═══ Dataset extract

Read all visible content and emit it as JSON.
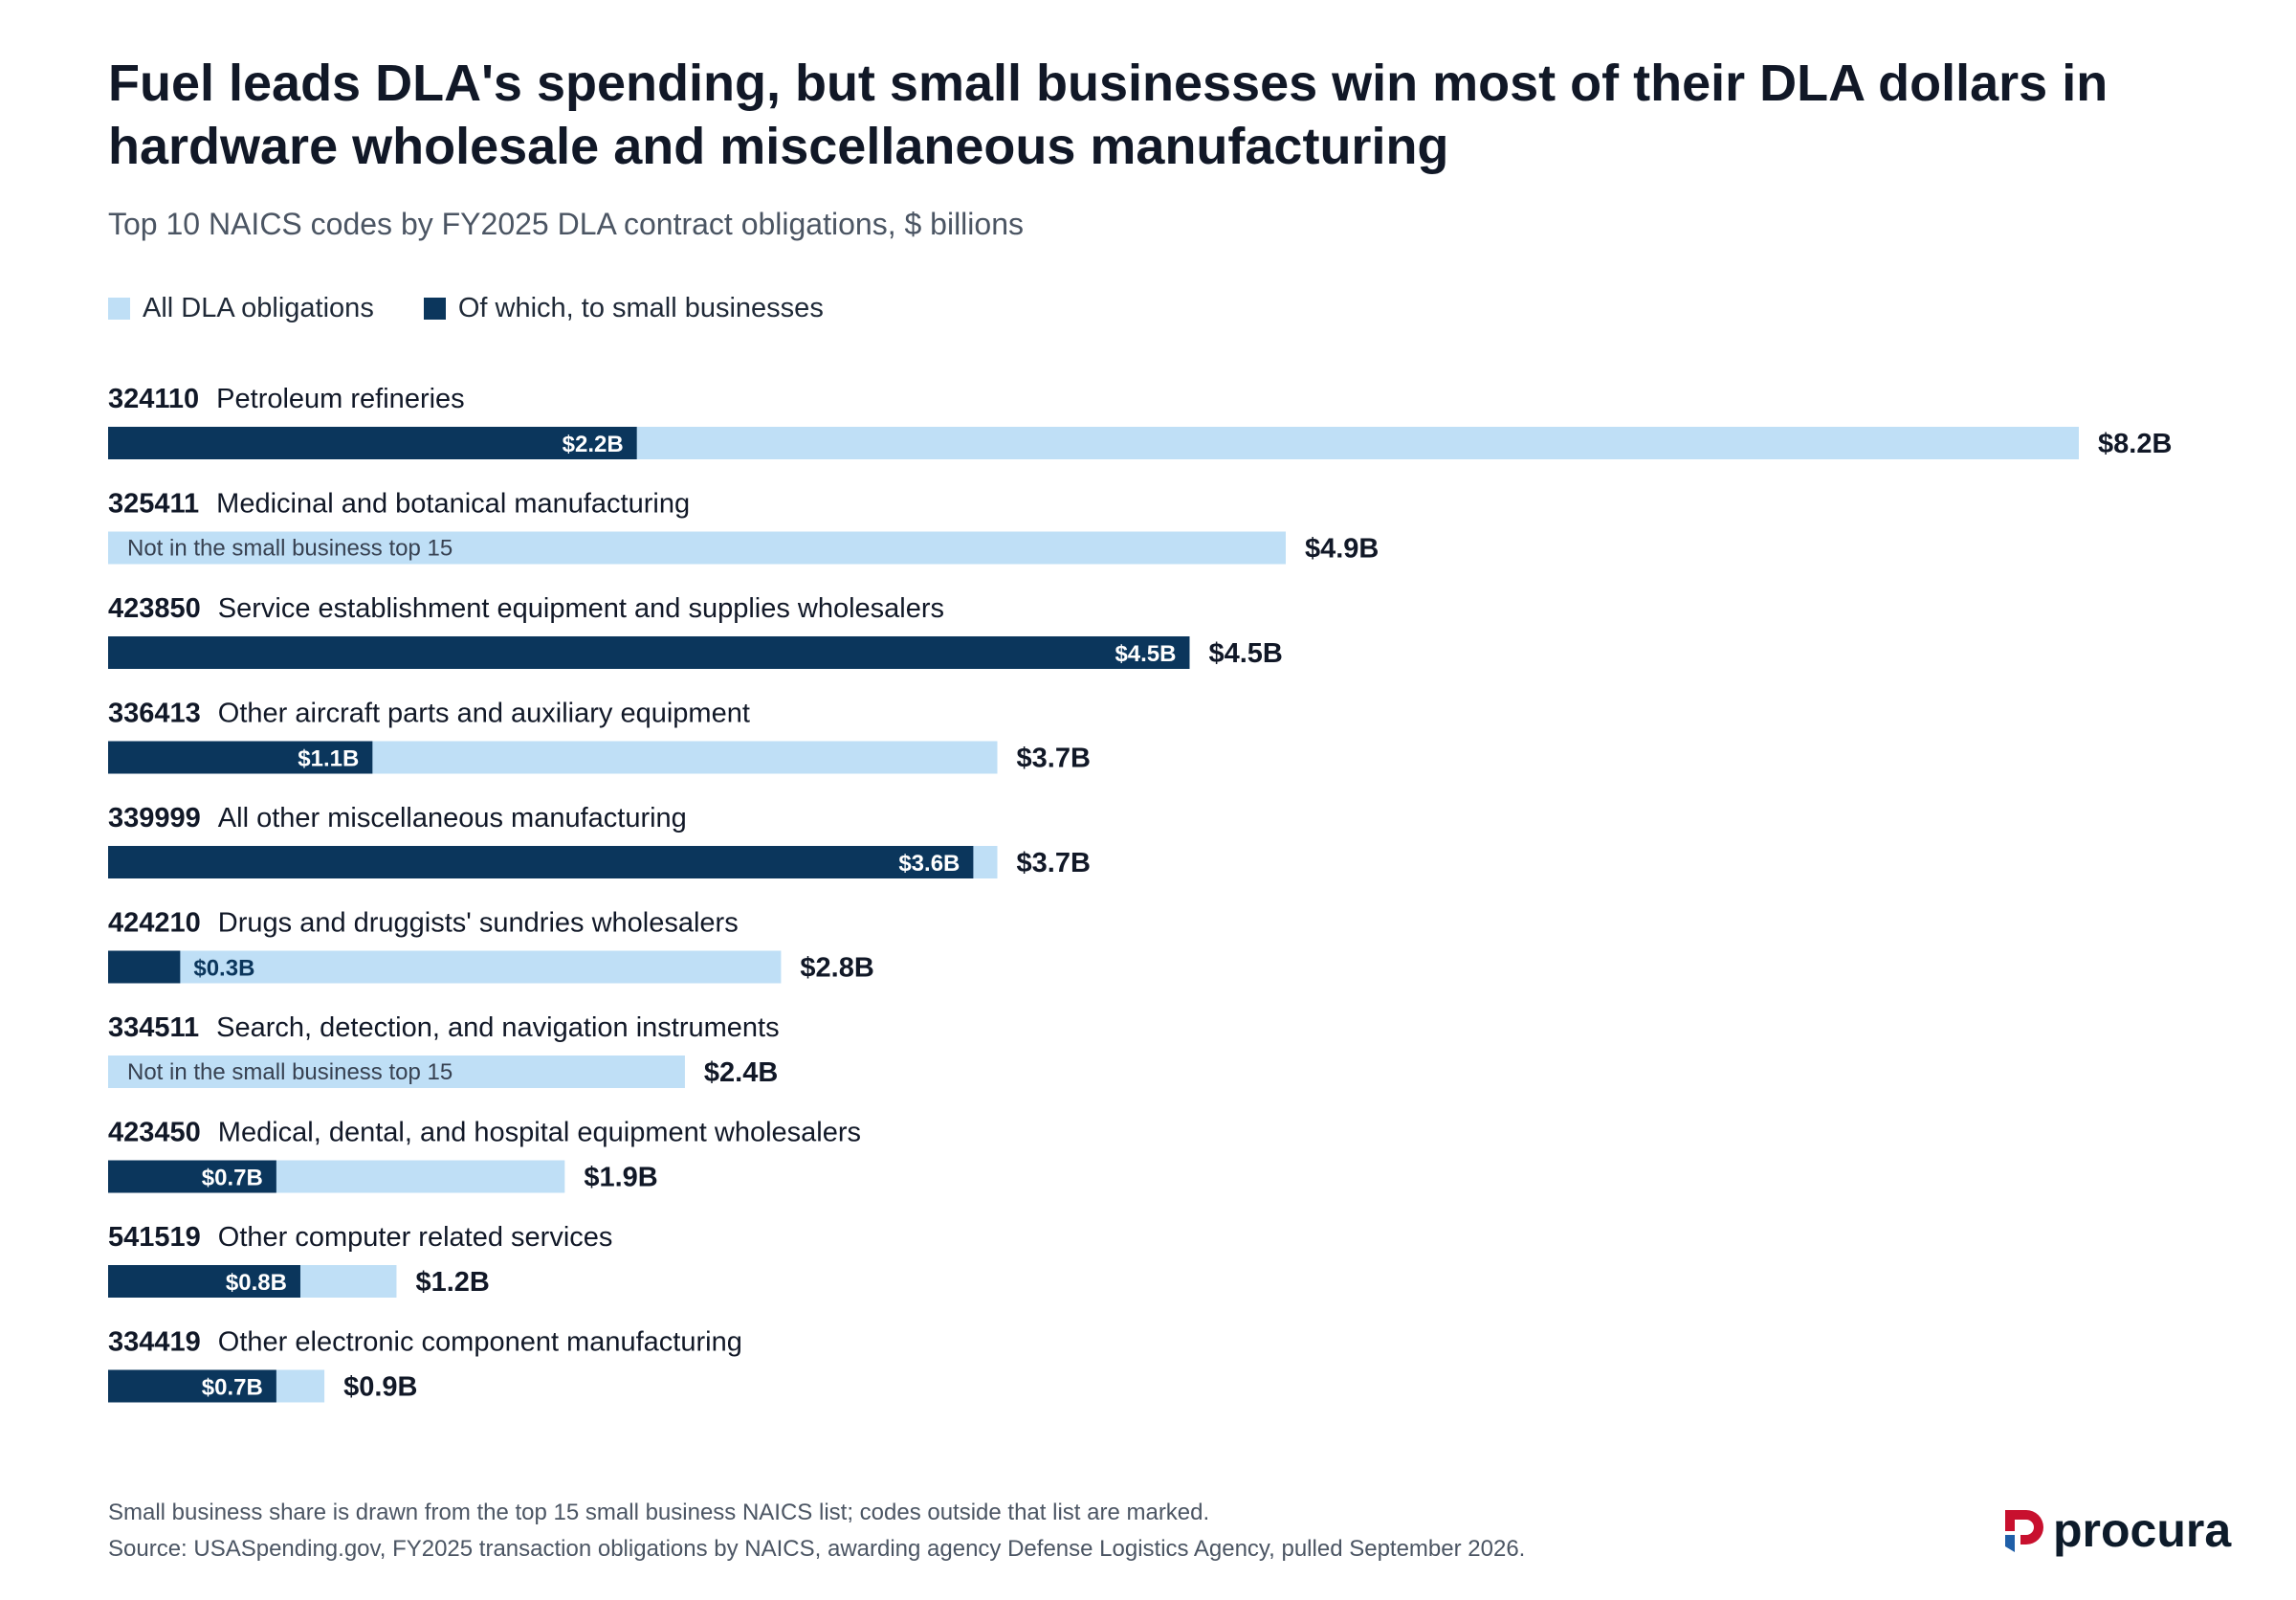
{
  "title": "Fuel leads DLA's spending, but small businesses win most of their DLA dollars in hardware wholesale and miscellaneous manufacturing",
  "subtitle": "Top 10 NAICS codes by FY2025 DLA contract obligations, $ billions",
  "legend": {
    "all_label": "All DLA obligations",
    "small_label": "Of which, to small businesses"
  },
  "colors": {
    "all": "#bfdff6",
    "small": "#0b365c",
    "label_dark": "#111827",
    "note_text": "#374151"
  },
  "footnote": {
    "line1": "Small business share is drawn from the top 15 small business NAICS list; codes outside that list are marked.",
    "line2": "Source: USASpending.gov, FY2025 transaction obligations by NAICS, awarding agency Defense Logistics Agency, pulled September 2026."
  },
  "logo": {
    "text": "procura",
    "mark_colors": [
      "#c8102e",
      "#1f5fa8"
    ]
  },
  "not_in_top_label": "Not in the small business top 15",
  "chart_data": {
    "type": "bar",
    "orientation": "horizontal",
    "unit": "$ billions",
    "xlim": [
      0,
      8.2
    ],
    "grid": false,
    "legend_position": "top-left",
    "series": [
      {
        "name": "All DLA obligations"
      },
      {
        "name": "Of which, to small businesses"
      }
    ],
    "categories": [
      {
        "code": "324110",
        "name": "Petroleum refineries",
        "all": 8.2,
        "all_label": "$8.2B",
        "small": 2.2,
        "small_label": "$2.2B"
      },
      {
        "code": "325411",
        "name": "Medicinal and botanical manufacturing",
        "all": 4.9,
        "all_label": "$4.9B",
        "small": null,
        "small_label": null
      },
      {
        "code": "423850",
        "name": "Service establishment equipment and supplies wholesalers",
        "all": 4.5,
        "all_label": "$4.5B",
        "small": 4.5,
        "small_label": "$4.5B"
      },
      {
        "code": "336413",
        "name": "Other aircraft parts and auxiliary equipment",
        "all": 3.7,
        "all_label": "$3.7B",
        "small": 1.1,
        "small_label": "$1.1B"
      },
      {
        "code": "339999",
        "name": "All other miscellaneous manufacturing",
        "all": 3.7,
        "all_label": "$3.7B",
        "small": 3.6,
        "small_label": "$3.6B"
      },
      {
        "code": "424210",
        "name": "Drugs and druggists' sundries wholesalers",
        "all": 2.8,
        "all_label": "$2.8B",
        "small": 0.3,
        "small_label": "$0.3B"
      },
      {
        "code": "334511",
        "name": "Search, detection, and navigation instruments",
        "all": 2.4,
        "all_label": "$2.4B",
        "small": null,
        "small_label": null
      },
      {
        "code": "423450",
        "name": "Medical, dental, and hospital equipment wholesalers",
        "all": 1.9,
        "all_label": "$1.9B",
        "small": 0.7,
        "small_label": "$0.7B"
      },
      {
        "code": "541519",
        "name": "Other computer related services",
        "all": 1.2,
        "all_label": "$1.2B",
        "small": 0.8,
        "small_label": "$0.8B"
      },
      {
        "code": "334419",
        "name": "Other electronic component manufacturing",
        "all": 0.9,
        "all_label": "$0.9B",
        "small": 0.7,
        "small_label": "$0.7B"
      }
    ]
  }
}
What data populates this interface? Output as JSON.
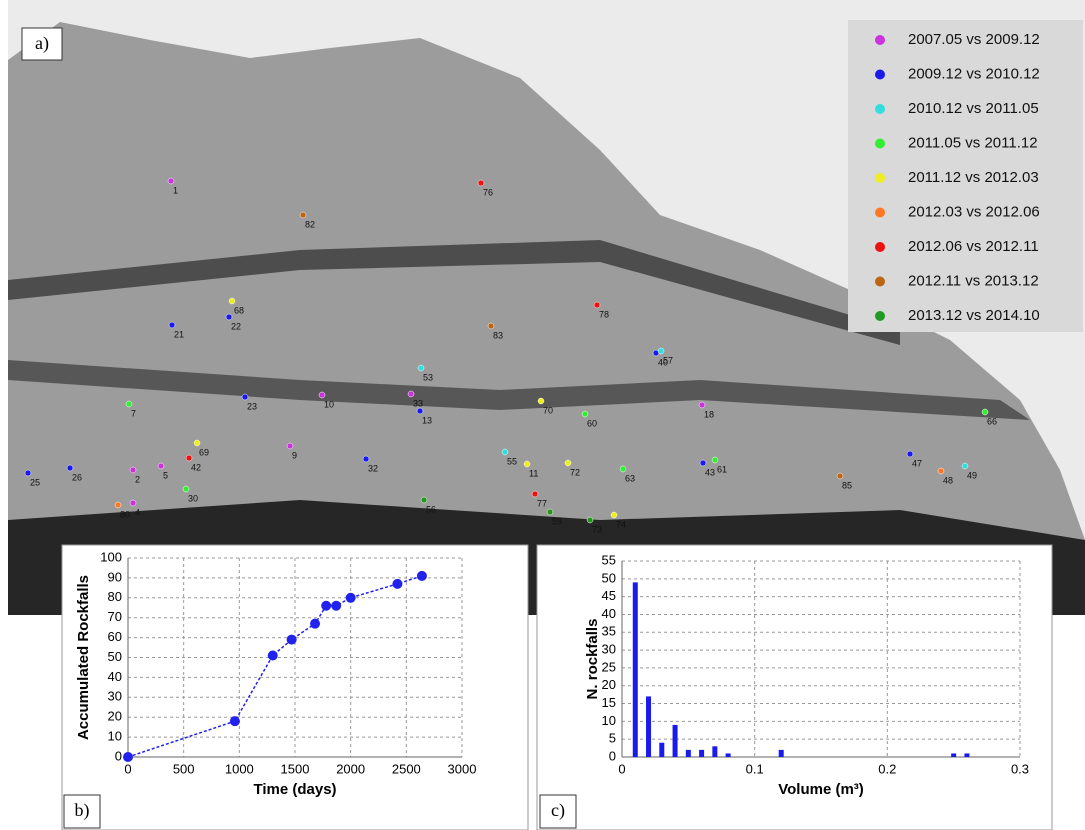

══════

■ **Your task**: Pick out all lines from the data above in which the word "businesses" appears.

■ **The completed task**:
  "title": "Fuel leads DLA's spending, but small businesses win most of their DLA dollars in hardware wholesale and miscellaneous manufacturing",
    "small_label": "Of which, to small businesses"
        "name": "Of which, to small businesses"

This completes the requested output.